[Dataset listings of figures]
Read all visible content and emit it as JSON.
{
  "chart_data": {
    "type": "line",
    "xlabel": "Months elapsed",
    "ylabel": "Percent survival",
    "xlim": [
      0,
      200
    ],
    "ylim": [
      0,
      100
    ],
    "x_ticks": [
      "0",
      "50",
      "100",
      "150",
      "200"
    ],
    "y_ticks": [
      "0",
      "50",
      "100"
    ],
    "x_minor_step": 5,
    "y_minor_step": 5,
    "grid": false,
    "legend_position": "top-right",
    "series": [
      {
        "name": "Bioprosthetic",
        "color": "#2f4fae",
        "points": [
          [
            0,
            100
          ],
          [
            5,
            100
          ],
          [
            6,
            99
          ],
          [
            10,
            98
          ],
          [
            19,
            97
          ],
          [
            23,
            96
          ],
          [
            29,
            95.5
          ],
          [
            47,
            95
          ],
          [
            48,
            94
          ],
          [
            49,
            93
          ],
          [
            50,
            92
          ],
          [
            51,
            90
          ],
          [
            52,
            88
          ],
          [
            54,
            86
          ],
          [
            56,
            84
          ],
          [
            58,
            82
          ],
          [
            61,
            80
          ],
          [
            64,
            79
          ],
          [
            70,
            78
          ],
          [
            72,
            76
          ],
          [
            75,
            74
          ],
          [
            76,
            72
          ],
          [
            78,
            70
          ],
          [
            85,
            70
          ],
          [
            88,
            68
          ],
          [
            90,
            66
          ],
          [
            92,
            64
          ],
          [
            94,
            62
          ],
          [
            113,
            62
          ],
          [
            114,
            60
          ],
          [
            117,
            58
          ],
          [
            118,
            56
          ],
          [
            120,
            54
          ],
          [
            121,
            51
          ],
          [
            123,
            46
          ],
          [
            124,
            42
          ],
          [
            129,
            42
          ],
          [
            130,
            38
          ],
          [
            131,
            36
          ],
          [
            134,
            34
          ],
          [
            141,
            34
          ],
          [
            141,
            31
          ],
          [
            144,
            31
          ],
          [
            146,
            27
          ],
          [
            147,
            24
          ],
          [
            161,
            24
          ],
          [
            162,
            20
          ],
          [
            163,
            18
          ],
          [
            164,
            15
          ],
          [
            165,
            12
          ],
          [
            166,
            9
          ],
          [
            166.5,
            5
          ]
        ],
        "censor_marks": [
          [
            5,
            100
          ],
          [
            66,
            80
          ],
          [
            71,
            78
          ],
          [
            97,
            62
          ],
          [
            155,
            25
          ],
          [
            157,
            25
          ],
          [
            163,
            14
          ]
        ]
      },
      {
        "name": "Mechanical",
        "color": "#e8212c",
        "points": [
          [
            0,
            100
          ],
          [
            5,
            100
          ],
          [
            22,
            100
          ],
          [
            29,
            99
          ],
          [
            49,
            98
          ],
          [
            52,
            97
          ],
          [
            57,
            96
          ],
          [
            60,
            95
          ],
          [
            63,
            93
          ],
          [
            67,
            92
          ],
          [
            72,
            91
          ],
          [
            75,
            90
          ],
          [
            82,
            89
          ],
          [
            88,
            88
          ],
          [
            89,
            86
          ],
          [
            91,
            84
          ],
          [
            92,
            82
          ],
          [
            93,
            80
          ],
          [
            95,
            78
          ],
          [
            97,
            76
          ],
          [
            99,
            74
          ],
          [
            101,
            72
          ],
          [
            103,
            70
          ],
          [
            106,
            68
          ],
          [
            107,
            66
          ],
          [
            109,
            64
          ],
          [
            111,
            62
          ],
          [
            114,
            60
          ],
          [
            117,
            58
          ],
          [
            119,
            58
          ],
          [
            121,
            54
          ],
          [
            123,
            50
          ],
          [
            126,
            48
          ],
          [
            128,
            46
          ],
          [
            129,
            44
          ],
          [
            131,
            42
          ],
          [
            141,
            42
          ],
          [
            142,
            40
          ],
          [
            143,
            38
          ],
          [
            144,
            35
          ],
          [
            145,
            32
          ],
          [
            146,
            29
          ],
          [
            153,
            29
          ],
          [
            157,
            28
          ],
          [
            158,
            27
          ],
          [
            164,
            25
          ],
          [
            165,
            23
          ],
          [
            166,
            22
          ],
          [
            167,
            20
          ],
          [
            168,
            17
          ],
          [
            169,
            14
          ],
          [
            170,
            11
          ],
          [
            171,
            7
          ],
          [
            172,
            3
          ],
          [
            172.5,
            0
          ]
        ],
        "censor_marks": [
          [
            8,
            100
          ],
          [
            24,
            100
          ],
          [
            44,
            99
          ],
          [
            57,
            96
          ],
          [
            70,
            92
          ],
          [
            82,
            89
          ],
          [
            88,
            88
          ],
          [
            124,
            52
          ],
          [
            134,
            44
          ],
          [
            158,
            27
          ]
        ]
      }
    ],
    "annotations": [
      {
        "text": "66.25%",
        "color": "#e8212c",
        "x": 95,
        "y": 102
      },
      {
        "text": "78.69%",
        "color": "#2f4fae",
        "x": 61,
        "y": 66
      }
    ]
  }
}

Exercise description >> Extract every record and return it verbatim.

Exercise result >>
Read all visible content and emit it as JSON.
{
  "chart_data": {
    "type": "line",
    "xlabel": "Months elapsed",
    "ylabel": "Percent survival",
    "xlim": [
      0,
      200
    ],
    "ylim": [
      0,
      100
    ],
    "x_ticks": [
      "0",
      "50",
      "100",
      "150",
      "200"
    ],
    "y_ticks": [
      "0",
      "50",
      "100"
    ],
    "x_minor_step": 5,
    "y_minor_step": 5,
    "grid": false,
    "legend_position": "top-right",
    "series": [
      {
        "name": "Bioprosthetic",
        "color": "#2f4fae",
        "points": [
          [
            0,
            100
          ],
          [
            5,
            100
          ],
          [
            6,
            99
          ],
          [
            10,
            98
          ],
          [
            19,
            97
          ],
          [
            23,
            96
          ],
          [
            29,
            95.5
          ],
          [
            47,
            95
          ],
          [
            48,
            94
          ],
          [
            49,
            93
          ],
          [
            50,
            92
          ],
          [
            51,
            90
          ],
          [
            52,
            88
          ],
          [
            54,
            86
          ],
          [
            56,
            84
          ],
          [
            58,
            82
          ],
          [
            61,
            80
          ],
          [
            64,
            79
          ],
          [
            70,
            78
          ],
          [
            72,
            76
          ],
          [
            75,
            74
          ],
          [
            76,
            72
          ],
          [
            78,
            70
          ],
          [
            85,
            70
          ],
          [
            88,
            68
          ],
          [
            90,
            66
          ],
          [
            92,
            64
          ],
          [
            94,
            62
          ],
          [
            113,
            62
          ],
          [
            114,
            60
          ],
          [
            117,
            58
          ],
          [
            118,
            56
          ],
          [
            120,
            54
          ],
          [
            121,
            51
          ],
          [
            123,
            46
          ],
          [
            124,
            42
          ],
          [
            129,
            42
          ],
          [
            130,
            38
          ],
          [
            131,
            36
          ],
          [
            134,
            34
          ],
          [
            141,
            34
          ],
          [
            141,
            31
          ],
          [
            144,
            31
          ],
          [
            146,
            27
          ],
          [
            147,
            24
          ],
          [
            161,
            24
          ],
          [
            162,
            20
          ],
          [
            163,
            18
          ],
          [
            164,
            15
          ],
          [
            165,
            12
          ],
          [
            166,
            9
          ],
          [
            166.5,
            5
          ]
        ],
        "censor_marks": [
          [
            5,
            100
          ],
          [
            66,
            80
          ],
          [
            71,
            78
          ],
          [
            97,
            62
          ],
          [
            155,
            25
          ],
          [
            157,
            25
          ],
          [
            163,
            14
          ]
        ]
      },
      {
        "name": "Mechanical",
        "color": "#e8212c",
        "points": [
          [
            0,
            100
          ],
          [
            5,
            100
          ],
          [
            22,
            100
          ],
          [
            29,
            99
          ],
          [
            49,
            98
          ],
          [
            52,
            97
          ],
          [
            57,
            96
          ],
          [
            60,
            95
          ],
          [
            63,
            93
          ],
          [
            67,
            92
          ],
          [
            72,
            91
          ],
          [
            75,
            90
          ],
          [
            82,
            89
          ],
          [
            88,
            88
          ],
          [
            89,
            86
          ],
          [
            91,
            84
          ],
          [
            92,
            82
          ],
          [
            93,
            80
          ],
          [
            95,
            78
          ],
          [
            97,
            76
          ],
          [
            99,
            74
          ],
          [
            101,
            72
          ],
          [
            103,
            70
          ],
          [
            106,
            68
          ],
          [
            107,
            66
          ],
          [
            109,
            64
          ],
          [
            111,
            62
          ],
          [
            114,
            60
          ],
          [
            117,
            58
          ],
          [
            119,
            58
          ],
          [
            121,
            54
          ],
          [
            123,
            50
          ],
          [
            126,
            48
          ],
          [
            128,
            46
          ],
          [
            129,
            44
          ],
          [
            131,
            42
          ],
          [
            141,
            42
          ],
          [
            142,
            40
          ],
          [
            143,
            38
          ],
          [
            144,
            35
          ],
          [
            145,
            32
          ],
          [
            146,
            29
          ],
          [
            153,
            29
          ],
          [
            157,
            28
          ],
          [
            158,
            27
          ],
          [
            164,
            25
          ],
          [
            165,
            23
          ],
          [
            166,
            22
          ],
          [
            167,
            20
          ],
          [
            168,
            17
          ],
          [
            169,
            14
          ],
          [
            170,
            11
          ],
          [
            171,
            7
          ],
          [
            172,
            3
          ],
          [
            172.5,
            0
          ]
        ],
        "censor_marks": [
          [
            8,
            100
          ],
          [
            24,
            100
          ],
          [
            44,
            99
          ],
          [
            57,
            96
          ],
          [
            70,
            92
          ],
          [
            82,
            89
          ],
          [
            88,
            88
          ],
          [
            124,
            52
          ],
          [
            134,
            44
          ],
          [
            158,
            27
          ]
        ]
      }
    ],
    "annotations": [
      {
        "text": "66.25%",
        "color": "#e8212c",
        "x": 95,
        "y": 102
      },
      {
        "text": "78.69%",
        "color": "#2f4fae",
        "x": 61,
        "y": 66
      }
    ]
  }
}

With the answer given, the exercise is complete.